- _Exercise_: Set out everything from the start of the material down to the line containing "select-subtract-icon[interactable] bbox=[40, 44, 54, 56]" as a Markdown table with the columns Row and Line, numbering each row and skipping blank lines.
** Begin **
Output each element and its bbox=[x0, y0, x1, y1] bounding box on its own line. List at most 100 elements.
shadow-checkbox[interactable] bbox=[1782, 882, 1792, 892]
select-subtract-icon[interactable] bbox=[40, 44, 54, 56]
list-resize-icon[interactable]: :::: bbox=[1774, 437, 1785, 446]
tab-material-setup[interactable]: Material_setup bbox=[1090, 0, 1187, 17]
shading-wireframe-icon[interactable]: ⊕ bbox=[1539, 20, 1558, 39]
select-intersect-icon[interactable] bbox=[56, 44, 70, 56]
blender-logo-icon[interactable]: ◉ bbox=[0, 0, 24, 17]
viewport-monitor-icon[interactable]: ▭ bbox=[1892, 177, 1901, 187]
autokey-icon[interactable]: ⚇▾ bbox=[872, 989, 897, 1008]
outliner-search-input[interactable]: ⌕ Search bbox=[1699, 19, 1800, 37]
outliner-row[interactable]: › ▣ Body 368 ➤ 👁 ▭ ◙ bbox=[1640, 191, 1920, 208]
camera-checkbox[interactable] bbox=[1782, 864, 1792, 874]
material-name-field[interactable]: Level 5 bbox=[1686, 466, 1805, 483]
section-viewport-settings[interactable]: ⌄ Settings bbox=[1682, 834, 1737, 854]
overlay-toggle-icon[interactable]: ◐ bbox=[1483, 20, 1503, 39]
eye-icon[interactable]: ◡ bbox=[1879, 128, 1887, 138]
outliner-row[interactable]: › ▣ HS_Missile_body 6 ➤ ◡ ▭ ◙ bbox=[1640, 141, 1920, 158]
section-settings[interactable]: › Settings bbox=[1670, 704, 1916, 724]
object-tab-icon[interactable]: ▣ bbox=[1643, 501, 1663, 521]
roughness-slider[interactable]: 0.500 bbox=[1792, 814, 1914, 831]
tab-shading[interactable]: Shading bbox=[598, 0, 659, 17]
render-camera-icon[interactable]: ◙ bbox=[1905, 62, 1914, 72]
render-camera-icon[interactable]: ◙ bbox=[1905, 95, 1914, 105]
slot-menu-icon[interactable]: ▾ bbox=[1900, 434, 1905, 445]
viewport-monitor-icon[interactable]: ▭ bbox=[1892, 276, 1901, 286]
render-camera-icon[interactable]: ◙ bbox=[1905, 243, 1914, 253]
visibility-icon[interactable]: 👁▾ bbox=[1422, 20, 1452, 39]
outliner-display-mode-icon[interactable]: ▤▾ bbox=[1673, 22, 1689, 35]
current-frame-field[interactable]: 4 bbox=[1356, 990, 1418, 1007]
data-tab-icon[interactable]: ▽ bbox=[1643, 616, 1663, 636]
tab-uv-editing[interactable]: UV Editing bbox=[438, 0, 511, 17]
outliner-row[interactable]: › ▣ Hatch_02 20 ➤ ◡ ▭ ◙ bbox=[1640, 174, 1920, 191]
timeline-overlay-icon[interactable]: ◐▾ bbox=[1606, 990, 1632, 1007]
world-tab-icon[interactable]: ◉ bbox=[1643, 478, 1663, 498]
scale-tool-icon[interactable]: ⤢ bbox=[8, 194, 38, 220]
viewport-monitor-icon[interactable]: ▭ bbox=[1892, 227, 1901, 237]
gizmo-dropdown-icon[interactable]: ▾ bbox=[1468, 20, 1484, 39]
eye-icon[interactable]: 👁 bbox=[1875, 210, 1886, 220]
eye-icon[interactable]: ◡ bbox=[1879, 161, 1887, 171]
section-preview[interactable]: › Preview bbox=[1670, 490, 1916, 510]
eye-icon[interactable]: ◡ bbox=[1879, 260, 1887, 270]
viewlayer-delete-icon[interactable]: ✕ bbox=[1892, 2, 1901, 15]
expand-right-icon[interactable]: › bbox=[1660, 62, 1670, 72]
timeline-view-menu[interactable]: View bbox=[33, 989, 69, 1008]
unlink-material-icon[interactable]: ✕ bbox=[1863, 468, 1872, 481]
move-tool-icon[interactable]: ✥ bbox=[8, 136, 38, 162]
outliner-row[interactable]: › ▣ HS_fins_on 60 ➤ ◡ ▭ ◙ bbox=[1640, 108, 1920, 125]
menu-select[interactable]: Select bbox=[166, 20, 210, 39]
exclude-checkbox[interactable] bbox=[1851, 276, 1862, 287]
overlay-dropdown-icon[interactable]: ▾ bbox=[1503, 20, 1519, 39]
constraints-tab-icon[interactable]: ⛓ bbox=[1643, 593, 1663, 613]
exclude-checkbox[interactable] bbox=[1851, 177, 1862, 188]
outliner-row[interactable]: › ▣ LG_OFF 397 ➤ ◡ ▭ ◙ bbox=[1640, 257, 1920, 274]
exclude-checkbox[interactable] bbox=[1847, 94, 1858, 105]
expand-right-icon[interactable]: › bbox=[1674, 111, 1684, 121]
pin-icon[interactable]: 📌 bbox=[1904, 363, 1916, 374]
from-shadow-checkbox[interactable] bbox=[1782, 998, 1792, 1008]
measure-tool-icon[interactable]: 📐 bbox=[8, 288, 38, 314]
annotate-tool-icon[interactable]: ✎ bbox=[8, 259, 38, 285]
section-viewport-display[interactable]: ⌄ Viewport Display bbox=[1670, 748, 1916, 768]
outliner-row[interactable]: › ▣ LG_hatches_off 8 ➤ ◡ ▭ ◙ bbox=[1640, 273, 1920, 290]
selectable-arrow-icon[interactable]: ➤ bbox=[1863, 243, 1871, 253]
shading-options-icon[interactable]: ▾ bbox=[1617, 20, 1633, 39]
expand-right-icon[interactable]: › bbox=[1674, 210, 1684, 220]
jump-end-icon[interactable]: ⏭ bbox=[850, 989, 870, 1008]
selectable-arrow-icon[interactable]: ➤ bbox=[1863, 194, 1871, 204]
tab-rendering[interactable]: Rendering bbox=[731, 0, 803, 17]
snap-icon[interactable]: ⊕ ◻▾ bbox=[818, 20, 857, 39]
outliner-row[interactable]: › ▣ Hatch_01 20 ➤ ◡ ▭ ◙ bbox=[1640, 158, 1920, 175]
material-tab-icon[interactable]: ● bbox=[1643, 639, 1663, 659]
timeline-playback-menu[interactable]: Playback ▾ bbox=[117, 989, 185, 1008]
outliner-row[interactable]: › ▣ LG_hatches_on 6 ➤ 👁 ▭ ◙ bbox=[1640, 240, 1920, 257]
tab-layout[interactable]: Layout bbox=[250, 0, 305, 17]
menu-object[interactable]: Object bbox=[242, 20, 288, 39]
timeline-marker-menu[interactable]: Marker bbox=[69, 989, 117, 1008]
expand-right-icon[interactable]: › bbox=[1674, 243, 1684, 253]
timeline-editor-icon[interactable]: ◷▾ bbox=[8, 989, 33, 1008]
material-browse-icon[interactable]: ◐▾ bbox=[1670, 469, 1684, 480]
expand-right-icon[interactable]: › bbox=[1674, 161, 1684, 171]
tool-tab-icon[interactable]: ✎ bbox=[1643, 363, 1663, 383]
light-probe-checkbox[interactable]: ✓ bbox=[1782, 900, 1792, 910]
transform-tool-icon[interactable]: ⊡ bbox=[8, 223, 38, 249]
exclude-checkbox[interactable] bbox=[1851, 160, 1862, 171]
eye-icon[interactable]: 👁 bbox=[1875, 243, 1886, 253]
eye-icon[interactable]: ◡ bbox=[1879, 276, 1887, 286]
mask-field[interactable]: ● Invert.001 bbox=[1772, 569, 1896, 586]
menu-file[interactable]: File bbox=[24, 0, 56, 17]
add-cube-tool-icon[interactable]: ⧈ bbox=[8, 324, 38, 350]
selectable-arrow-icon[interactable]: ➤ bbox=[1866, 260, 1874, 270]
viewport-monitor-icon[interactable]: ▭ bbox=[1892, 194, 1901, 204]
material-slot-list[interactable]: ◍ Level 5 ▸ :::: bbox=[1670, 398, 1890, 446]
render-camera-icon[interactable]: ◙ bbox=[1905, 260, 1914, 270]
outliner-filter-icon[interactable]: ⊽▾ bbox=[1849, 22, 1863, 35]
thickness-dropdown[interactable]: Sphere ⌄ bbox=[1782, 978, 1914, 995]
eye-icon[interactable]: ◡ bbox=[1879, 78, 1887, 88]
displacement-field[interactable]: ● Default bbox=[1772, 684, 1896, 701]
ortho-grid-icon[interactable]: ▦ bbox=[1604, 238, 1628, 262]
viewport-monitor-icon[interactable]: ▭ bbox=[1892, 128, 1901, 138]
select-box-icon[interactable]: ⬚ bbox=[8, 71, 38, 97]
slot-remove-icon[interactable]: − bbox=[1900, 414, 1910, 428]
** End **
- _Response to this exercise_:
| Row | Line |
|---|---|
| 1 | Output each element and its bbox=[x0, y0, x1, y1] bounding box on its own line. List at most 100 elements. |
| 2 | shadow-checkbox[interactable] bbox=[1782, 882, 1792, 892] |
| 3 | select-subtract-icon[interactable] bbox=[40, 44, 54, 56] |